▸ Set exercise
Copy out all lines carrying the word "hour".

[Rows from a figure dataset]
——————
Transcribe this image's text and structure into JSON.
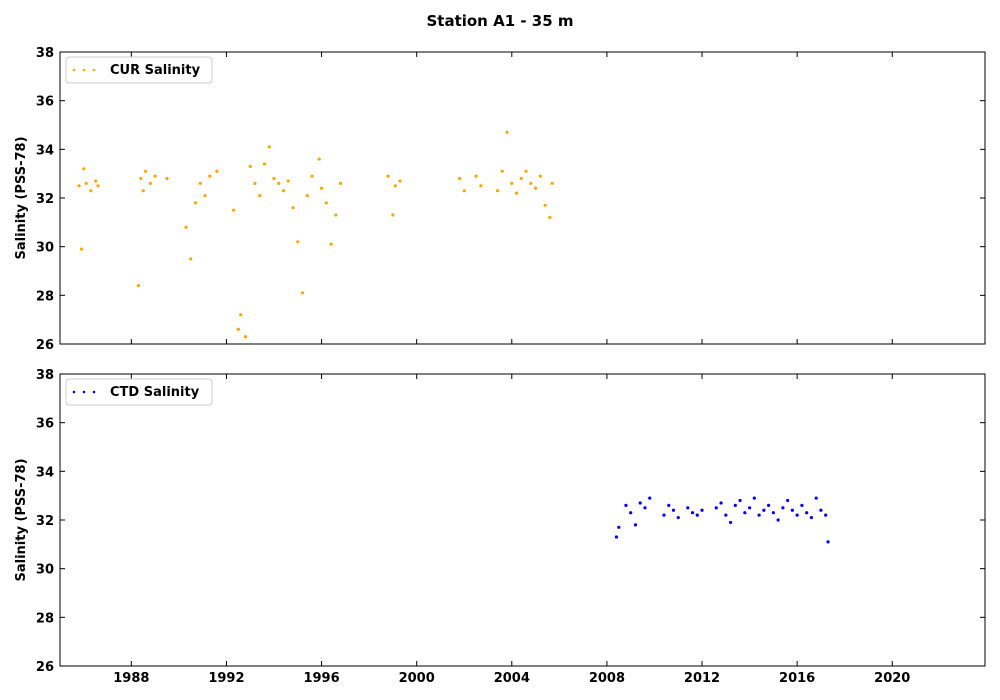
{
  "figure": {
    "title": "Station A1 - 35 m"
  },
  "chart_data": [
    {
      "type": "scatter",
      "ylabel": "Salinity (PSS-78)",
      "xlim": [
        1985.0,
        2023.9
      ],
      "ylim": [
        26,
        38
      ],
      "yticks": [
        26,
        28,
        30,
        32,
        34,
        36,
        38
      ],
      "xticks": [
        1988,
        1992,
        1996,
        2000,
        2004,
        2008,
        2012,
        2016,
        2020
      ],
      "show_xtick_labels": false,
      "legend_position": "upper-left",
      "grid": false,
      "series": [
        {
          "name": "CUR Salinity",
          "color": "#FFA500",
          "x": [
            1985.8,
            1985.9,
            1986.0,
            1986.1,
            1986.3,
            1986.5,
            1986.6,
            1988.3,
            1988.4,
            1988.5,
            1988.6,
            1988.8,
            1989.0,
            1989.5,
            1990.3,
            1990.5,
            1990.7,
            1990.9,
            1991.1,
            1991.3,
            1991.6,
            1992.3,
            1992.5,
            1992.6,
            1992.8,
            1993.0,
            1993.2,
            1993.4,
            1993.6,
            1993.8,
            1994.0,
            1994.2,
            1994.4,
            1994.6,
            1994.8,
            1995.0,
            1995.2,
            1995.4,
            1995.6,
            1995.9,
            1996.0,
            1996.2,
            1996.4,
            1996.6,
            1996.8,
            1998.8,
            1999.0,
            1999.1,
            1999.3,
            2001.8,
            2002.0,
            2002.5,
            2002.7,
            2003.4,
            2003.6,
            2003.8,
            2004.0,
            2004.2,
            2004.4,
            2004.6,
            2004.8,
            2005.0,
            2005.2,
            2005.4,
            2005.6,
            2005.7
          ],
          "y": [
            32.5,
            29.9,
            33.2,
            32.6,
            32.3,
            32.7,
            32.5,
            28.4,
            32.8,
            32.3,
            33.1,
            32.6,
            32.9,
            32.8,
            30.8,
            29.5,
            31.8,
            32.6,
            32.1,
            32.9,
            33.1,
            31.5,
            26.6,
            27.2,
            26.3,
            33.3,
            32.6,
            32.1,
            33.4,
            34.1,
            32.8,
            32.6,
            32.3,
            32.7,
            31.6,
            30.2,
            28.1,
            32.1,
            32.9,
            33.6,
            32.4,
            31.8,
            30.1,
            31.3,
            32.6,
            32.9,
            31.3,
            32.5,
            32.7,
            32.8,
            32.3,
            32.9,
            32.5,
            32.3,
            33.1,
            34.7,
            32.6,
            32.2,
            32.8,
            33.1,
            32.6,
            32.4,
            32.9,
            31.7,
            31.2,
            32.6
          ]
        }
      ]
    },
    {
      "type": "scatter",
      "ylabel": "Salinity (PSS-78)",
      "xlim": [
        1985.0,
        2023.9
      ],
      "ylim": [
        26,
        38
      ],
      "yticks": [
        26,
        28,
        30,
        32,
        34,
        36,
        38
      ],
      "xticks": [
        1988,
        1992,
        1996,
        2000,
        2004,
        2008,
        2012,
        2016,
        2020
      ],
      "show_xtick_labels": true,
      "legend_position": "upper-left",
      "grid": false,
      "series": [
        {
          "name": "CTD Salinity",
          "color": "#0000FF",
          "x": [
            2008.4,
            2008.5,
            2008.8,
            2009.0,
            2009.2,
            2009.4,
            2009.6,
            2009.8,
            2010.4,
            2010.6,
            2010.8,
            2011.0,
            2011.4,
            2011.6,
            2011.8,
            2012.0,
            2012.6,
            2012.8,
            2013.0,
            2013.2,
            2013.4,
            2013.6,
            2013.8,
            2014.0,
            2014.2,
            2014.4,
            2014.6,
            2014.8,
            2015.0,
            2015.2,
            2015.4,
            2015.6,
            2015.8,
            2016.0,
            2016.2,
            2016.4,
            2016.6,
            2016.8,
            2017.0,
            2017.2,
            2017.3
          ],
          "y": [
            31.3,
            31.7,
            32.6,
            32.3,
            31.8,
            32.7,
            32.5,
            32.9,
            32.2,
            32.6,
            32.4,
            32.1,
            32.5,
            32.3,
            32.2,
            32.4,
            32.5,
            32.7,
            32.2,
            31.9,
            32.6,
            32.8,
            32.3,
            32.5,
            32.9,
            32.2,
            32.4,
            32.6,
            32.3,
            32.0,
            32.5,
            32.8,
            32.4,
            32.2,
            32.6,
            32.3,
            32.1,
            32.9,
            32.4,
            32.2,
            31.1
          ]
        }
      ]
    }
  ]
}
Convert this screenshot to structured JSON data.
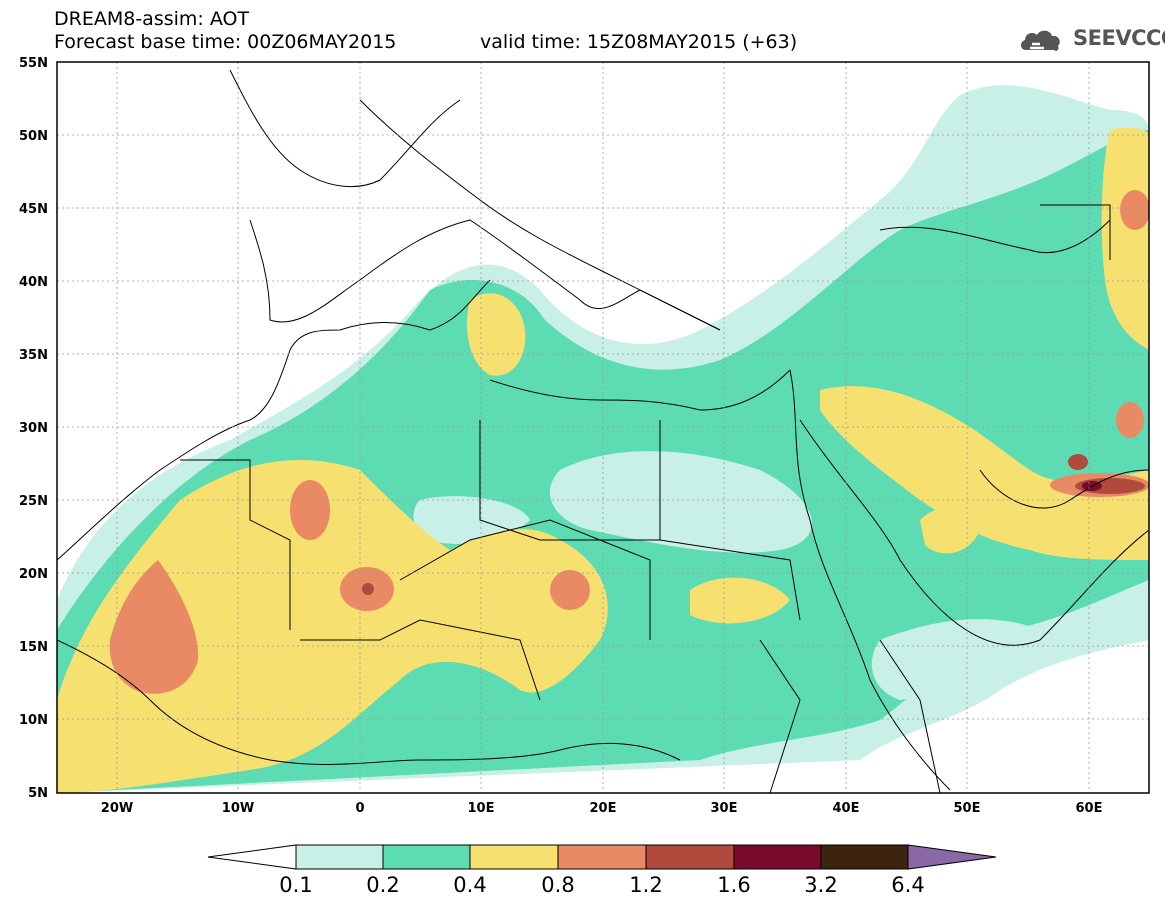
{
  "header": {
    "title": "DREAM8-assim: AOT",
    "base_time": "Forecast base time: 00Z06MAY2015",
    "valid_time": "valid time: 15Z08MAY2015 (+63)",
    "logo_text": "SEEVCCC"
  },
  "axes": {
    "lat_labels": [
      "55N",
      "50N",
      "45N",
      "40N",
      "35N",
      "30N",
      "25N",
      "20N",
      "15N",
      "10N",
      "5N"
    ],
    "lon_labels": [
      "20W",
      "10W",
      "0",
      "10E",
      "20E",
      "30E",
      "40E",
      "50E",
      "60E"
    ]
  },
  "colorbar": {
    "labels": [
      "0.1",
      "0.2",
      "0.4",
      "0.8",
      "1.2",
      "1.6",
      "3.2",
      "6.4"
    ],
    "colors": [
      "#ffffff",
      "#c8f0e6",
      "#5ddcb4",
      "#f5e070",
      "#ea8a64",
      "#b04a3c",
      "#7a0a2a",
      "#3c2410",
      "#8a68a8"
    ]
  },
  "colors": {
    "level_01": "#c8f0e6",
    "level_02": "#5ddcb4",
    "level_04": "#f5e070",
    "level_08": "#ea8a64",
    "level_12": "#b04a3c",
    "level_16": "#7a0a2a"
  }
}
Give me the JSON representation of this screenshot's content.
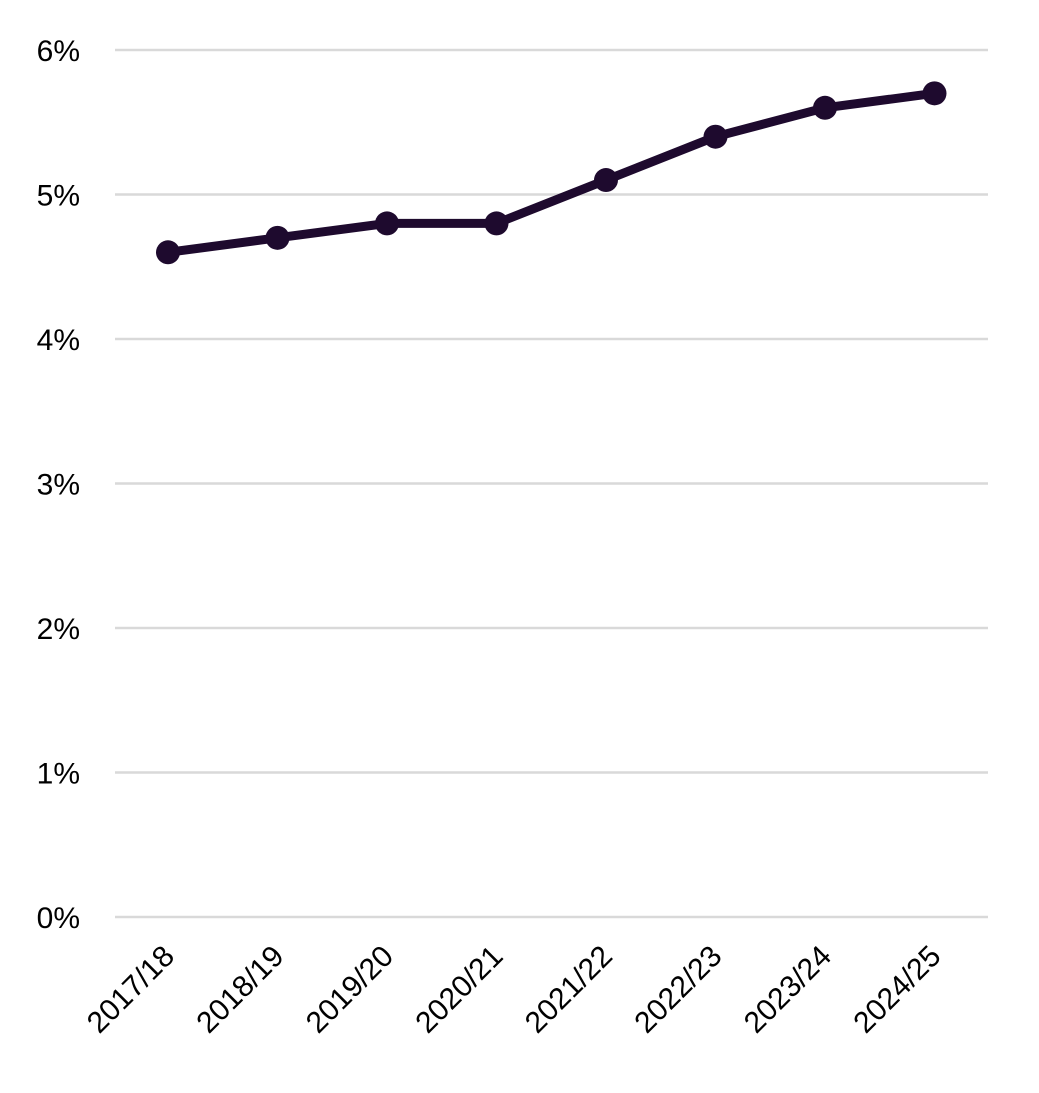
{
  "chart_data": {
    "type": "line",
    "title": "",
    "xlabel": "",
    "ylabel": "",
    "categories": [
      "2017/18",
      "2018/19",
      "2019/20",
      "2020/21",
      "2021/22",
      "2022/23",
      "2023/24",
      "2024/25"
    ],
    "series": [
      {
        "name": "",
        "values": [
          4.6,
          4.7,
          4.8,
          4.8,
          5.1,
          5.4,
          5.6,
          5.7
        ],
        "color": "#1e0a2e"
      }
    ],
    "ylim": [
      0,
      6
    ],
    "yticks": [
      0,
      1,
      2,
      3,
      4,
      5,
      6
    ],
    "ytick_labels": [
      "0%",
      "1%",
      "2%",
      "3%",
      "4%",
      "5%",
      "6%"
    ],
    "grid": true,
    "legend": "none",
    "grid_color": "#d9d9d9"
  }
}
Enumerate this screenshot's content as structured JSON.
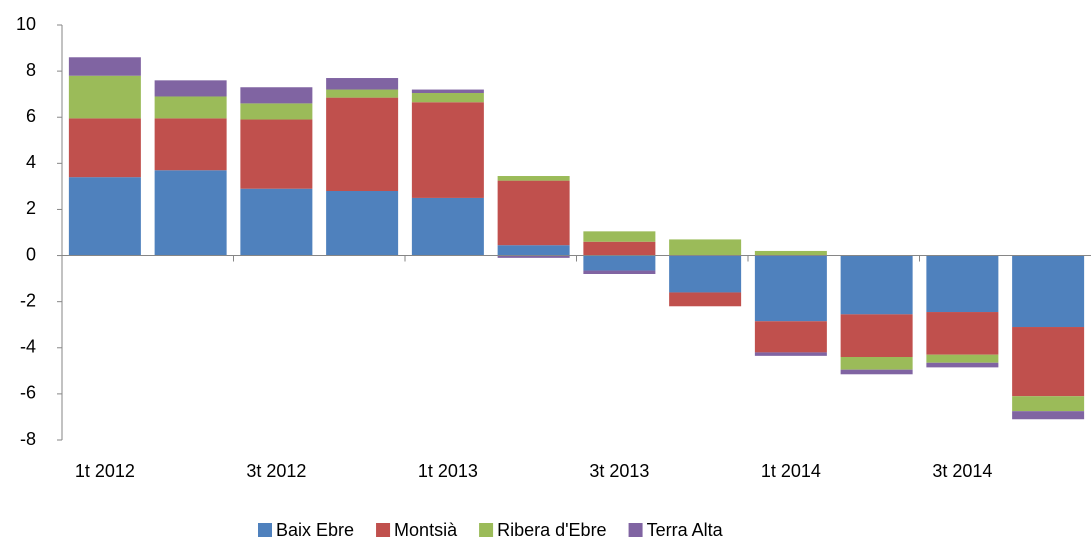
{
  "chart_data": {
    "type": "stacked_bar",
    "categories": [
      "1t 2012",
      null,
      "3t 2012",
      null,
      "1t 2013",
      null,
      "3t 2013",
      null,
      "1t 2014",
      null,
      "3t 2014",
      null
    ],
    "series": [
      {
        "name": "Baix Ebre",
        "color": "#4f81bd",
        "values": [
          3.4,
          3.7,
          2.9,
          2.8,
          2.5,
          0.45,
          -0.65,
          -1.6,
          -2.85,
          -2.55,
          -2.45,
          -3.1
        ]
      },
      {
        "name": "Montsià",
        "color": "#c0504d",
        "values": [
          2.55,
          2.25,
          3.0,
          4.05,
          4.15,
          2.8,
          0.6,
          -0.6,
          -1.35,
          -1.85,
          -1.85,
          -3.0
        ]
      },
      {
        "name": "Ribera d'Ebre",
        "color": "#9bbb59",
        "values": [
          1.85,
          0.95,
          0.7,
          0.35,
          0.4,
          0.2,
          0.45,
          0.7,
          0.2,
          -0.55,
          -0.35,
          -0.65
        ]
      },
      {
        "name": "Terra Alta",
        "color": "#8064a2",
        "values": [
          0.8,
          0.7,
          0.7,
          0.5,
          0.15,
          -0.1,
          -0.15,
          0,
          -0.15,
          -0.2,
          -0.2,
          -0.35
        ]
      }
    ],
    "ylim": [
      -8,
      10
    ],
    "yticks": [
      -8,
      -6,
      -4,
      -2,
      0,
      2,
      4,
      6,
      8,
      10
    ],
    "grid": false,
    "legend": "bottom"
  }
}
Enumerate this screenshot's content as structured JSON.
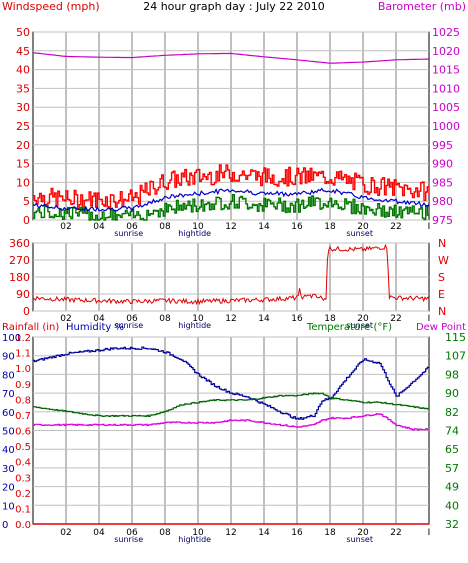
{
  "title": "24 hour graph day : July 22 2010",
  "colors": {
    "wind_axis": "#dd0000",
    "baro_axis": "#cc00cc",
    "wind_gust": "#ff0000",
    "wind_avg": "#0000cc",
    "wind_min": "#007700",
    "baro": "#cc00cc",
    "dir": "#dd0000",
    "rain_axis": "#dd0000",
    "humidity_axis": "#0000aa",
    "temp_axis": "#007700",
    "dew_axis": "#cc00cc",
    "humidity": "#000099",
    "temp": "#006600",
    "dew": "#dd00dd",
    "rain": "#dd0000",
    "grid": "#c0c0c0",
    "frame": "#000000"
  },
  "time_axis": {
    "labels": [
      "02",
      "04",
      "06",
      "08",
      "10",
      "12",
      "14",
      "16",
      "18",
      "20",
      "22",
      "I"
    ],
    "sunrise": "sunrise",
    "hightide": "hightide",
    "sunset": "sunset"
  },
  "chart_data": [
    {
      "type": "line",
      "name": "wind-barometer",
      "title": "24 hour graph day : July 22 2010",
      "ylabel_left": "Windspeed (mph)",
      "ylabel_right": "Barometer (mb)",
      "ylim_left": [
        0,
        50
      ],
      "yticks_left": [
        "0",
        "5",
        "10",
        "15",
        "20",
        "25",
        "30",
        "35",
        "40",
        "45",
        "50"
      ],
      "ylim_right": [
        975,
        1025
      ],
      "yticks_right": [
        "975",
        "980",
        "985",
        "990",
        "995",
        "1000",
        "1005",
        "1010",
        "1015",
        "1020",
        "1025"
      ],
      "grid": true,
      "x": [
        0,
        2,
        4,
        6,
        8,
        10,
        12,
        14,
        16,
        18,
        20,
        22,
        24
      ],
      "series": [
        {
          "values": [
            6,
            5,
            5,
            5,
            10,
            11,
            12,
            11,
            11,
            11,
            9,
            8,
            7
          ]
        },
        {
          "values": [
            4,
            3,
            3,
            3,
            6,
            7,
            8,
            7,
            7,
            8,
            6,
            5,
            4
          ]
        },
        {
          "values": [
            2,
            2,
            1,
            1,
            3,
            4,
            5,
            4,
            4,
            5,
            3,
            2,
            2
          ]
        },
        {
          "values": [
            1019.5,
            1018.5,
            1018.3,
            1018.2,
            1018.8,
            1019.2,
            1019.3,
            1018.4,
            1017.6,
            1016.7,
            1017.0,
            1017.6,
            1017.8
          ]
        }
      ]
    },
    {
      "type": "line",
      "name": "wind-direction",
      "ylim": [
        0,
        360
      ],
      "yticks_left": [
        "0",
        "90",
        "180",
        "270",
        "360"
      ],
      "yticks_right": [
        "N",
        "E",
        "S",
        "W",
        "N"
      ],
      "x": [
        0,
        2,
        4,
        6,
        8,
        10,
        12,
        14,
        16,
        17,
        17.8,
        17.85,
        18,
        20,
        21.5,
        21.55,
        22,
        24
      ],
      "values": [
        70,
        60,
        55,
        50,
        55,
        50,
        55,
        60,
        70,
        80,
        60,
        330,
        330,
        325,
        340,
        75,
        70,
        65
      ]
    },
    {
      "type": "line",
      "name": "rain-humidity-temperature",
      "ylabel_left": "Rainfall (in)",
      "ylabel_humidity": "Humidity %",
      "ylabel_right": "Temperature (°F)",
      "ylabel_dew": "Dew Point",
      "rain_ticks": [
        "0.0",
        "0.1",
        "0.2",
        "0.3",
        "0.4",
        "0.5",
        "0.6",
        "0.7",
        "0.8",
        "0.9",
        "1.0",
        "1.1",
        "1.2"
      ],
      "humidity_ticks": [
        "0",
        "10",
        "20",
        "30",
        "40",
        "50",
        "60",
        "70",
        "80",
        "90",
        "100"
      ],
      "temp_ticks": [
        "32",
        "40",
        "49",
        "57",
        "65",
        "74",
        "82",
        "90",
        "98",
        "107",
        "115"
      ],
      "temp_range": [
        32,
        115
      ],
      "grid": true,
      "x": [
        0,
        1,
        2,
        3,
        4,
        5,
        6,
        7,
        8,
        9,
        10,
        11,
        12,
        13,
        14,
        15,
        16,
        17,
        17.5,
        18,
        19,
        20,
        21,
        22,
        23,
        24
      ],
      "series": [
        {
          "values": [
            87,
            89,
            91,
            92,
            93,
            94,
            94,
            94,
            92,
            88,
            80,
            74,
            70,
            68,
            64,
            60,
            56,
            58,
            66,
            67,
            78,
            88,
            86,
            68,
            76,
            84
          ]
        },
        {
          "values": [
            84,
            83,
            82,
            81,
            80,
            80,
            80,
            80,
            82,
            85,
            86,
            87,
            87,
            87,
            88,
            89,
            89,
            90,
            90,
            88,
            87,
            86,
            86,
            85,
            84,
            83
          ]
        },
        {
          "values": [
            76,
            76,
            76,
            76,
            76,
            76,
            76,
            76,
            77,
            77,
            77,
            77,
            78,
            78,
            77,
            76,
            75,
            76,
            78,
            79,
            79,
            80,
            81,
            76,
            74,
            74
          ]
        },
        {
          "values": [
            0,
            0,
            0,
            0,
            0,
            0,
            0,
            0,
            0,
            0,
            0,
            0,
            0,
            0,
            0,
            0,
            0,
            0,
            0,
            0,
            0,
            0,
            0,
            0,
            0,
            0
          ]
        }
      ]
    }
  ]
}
——————
▸ Finished task
  "title": "24 hour graph day : July 22 2010",
      "title": "24 hour graph day : July 22 2010",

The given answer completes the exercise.